## Task
Each entry must appear again exactly as it does in the source.

Dataset items:
====

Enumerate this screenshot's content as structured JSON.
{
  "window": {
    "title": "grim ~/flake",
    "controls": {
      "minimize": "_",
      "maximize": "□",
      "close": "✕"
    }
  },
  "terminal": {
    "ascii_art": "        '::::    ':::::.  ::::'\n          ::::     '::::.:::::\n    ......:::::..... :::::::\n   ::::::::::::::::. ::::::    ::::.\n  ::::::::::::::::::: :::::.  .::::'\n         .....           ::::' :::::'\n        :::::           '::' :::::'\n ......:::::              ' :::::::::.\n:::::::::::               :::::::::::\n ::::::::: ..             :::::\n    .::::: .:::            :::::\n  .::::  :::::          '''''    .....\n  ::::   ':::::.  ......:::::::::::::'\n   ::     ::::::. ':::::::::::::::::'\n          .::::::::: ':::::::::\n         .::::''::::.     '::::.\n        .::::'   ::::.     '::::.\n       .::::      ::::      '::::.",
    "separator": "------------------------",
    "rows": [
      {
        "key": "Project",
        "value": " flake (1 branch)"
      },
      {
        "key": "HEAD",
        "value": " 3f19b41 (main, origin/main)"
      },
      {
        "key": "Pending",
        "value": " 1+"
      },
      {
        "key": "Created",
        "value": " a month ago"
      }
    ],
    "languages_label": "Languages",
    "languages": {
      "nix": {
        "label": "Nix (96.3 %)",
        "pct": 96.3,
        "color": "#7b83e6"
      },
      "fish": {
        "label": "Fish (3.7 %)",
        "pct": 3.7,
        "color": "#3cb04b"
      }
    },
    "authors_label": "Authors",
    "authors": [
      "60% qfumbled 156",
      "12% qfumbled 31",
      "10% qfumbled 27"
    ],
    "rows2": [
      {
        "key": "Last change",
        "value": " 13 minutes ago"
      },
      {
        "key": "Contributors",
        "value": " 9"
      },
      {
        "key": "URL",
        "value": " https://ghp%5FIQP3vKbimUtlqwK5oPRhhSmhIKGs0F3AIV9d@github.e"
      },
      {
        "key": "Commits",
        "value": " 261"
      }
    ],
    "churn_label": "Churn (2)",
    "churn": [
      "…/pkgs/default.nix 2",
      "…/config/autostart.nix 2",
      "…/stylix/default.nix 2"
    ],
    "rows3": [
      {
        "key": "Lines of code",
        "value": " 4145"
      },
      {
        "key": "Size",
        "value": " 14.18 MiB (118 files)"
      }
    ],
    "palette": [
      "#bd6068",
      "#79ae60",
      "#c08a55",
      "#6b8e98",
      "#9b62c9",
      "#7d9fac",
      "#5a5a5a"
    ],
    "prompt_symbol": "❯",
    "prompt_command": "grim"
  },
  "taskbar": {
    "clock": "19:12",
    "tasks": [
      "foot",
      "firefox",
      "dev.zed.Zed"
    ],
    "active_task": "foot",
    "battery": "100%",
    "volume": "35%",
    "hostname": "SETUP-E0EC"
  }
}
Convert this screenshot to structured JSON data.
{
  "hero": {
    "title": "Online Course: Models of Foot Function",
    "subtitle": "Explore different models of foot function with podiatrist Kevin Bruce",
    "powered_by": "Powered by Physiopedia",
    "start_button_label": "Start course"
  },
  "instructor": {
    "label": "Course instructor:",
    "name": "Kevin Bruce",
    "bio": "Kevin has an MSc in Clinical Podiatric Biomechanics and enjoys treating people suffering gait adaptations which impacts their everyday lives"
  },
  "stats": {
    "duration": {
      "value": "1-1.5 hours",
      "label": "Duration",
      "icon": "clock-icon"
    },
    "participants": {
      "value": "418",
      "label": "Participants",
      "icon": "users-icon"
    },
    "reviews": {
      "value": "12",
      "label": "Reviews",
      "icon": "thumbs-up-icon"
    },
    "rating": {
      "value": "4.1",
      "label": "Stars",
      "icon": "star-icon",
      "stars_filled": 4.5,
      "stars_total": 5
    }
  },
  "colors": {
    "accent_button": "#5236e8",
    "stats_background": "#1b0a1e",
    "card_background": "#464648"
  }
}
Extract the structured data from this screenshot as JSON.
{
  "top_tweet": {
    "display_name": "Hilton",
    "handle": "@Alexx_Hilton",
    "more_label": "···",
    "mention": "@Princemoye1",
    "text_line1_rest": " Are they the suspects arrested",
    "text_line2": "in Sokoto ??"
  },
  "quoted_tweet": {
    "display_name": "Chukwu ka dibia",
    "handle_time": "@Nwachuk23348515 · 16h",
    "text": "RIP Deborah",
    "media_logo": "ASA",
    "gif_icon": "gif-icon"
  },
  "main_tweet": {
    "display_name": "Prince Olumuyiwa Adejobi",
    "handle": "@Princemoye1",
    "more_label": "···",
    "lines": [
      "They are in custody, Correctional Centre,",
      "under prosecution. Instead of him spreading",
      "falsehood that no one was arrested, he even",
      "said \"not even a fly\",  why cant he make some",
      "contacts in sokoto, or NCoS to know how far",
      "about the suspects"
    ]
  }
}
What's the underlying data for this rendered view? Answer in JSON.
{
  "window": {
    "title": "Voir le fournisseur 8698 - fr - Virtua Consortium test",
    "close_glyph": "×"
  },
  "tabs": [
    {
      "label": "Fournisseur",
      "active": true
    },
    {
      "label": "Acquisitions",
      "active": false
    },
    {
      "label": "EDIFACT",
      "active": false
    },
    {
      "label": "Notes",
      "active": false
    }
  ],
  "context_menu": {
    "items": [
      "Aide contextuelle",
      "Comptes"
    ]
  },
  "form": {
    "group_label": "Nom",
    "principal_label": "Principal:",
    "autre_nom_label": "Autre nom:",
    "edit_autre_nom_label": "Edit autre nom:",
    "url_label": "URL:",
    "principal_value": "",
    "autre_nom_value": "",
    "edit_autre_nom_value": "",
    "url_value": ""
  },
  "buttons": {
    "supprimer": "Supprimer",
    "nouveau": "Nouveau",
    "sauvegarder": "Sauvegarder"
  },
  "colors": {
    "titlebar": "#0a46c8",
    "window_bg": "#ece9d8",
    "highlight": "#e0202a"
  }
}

====

## Written answer
Enumerate this screenshot's content as structured JSON.
{
  "window": {
    "title": "grim ~/flake",
    "controls": {
      "minimize": "_",
      "maximize": "□",
      "close": "✕"
    }
  },
  "terminal": {
    "ascii_art": "        '::::    ':::::.  ::::'\n          ::::     '::::.:::::\n    ......:::::..... :::::::\n   ::::::::::::::::. ::::::    ::::.\n  ::::::::::::::::::: :::::.  .::::'\n         .....           ::::' :::::'\n        :::::           '::' :::::'\n ......:::::              ' :::::::::.\n:::::::::::               :::::::::::\n ::::::::: ..             :::::\n    .::::: .:::            :::::\n  .::::  :::::          '''''    .....\n  ::::   ':::::.  ......:::::::::::::'\n   ::     ::::::. ':::::::::::::::::'\n          .::::::::: ':::::::::\n         .::::''::::.     '::::.\n        .::::'   ::::.     '::::.\n       .::::      ::::      '::::.",
    "separator": "------------------------",
    "rows": [
      {
        "key": "Project",
        "value": " flake (1 branch)"
      },
      {
        "key": "HEAD",
        "value": " 3f19b41 (main, origin/main)"
      },
      {
        "key": "Pending",
        "value": " 1+"
      },
      {
        "key": "Created",
        "value": " a month ago"
      }
    ],
    "languages_label": "Languages",
    "languages": {
      "nix": {
        "label": "Nix (96.3 %)",
        "pct": 96.3,
        "color": "#7b83e6"
      },
      "fish": {
        "label": "Fish (3.7 %)",
        "pct": 3.7,
        "color": "#3cb04b"
      }
    },
    "authors_label": "Authors",
    "authors": [
      "60% qfumbled 156",
      "12% qfumbled 31",
      "10% qfumbled 27"
    ],
    "rows2": [
      {
        "key": "Last change",
        "value": " 13 minutes ago"
      },
      {
        "key": "Contributors",
        "value": " 9"
      },
      {
        "key": "URL",
        "value": " https://ghp%5FIQP3vKbimUtlqwK5oPRhhSmhIKGs0F3AIV9d@github.e"
      },
      {
        "key": "Commits",
        "value": " 261"
      }
    ],
    "churn_label": "Churn (2)",
    "churn": [
      "…/pkgs/default.nix 2",
      "…/config/autostart.nix 2",
      "…/stylix/default.nix 2"
    ],
    "rows3": [
      {
        "key": "Lines of code",
        "value": " 4145"
      },
      {
        "key": "Size",
        "value": " 14.18 MiB (118 files)"
      }
    ],
    "palette": [
      "#bd6068",
      "#79ae60",
      "#c08a55",
      "#6b8e98",
      "#9b62c9",
      "#7d9fac",
      "#5a5a5a"
    ],
    "prompt_symbol": "❯",
    "prompt_command": "grim"
  },
  "taskbar": {
    "clock": "19:12",
    "tasks": [
      "foot",
      "firefox",
      "dev.zed.Zed"
    ],
    "active_task": "foot",
    "battery": "100%",
    "volume": "35%",
    "hostname": "SETUP-E0EC"
  }
}
Convert this screenshot to structured JSON data.
{
  "hero": {
    "title": "Online Course: Models of Foot Function",
    "subtitle": "Explore different models of foot function with podiatrist Kevin Bruce",
    "powered_by": "Powered by Physiopedia",
    "start_button_label": "Start course"
  },
  "instructor": {
    "label": "Course instructor:",
    "name": "Kevin Bruce",
    "bio": "Kevin has an MSc in Clinical Podiatric Biomechanics and enjoys treating people suffering gait adaptations which impacts their everyday lives"
  },
  "stats": {
    "duration": {
      "value": "1-1.5 hours",
      "label": "Duration",
      "icon": "clock-icon"
    },
    "participants": {
      "value": "418",
      "label": "Participants",
      "icon": "users-icon"
    },
    "reviews": {
      "value": "12",
      "label": "Reviews",
      "icon": "thumbs-up-icon"
    },
    "rating": {
      "value": "4.1",
      "label": "Stars",
      "icon": "star-icon",
      "stars_filled": 4.5,
      "stars_total": 5
    }
  },
  "colors": {
    "accent_button": "#5236e8",
    "stats_background": "#1b0a1e",
    "card_background": "#464648"
  }
}
Extract the structured data from this screenshot as JSON.
{
  "top_tweet": {
    "display_name": "Hilton",
    "handle": "@Alexx_Hilton",
    "more_label": "···",
    "mention": "@Princemoye1",
    "text_line1_rest": " Are they the suspects arrested",
    "text_line2": "in Sokoto ??"
  },
  "quoted_tweet": {
    "display_name": "Chukwu ka dibia",
    "handle_time": "@Nwachuk23348515 · 16h",
    "text": "RIP Deborah",
    "media_logo": "ASA",
    "gif_icon": "gif-icon"
  },
  "main_tweet": {
    "display_name": "Prince Olumuyiwa Adejobi",
    "handle": "@Princemoye1",
    "more_label": "···",
    "lines": [
      "They are in custody, Correctional Centre,",
      "under prosecution. Instead of him spreading",
      "falsehood that no one was arrested, he even",
      "said \"not even a fly\",  why cant he make some",
      "contacts in sokoto, or NCoS to know how far",
      "about the suspects"
    ]
  }
}
What's the underlying data for this rendered view? Answer in JSON.
{
  "window": {
    "title": "Voir le fournisseur 8698 - fr - Virtua Consortium test",
    "close_glyph": "×"
  },
  "tabs": [
    {
      "label": "Fournisseur",
      "active": true
    },
    {
      "label": "Acquisitions",
      "active": false
    },
    {
      "label": "EDIFACT",
      "active": false
    },
    {
      "label": "Notes",
      "active": false
    }
  ],
  "context_menu": {
    "items": [
      "Aide contextuelle",
      "Comptes"
    ]
  },
  "form": {
    "group_label": "Nom",
    "principal_label": "Principal:",
    "autre_nom_label": "Autre nom:",
    "edit_autre_nom_label": "Edit autre nom:",
    "url_label": "URL:",
    "principal_value": "",
    "autre_nom_value": "",
    "edit_autre_nom_value": "",
    "url_value": ""
  },
  "buttons": {
    "supprimer": "Supprimer",
    "nouveau": "Nouveau",
    "sauvegarder": "Sauvegarder"
  },
  "colors": {
    "titlebar": "#0a46c8",
    "window_bg": "#ece9d8",
    "highlight": "#e0202a"
  }
}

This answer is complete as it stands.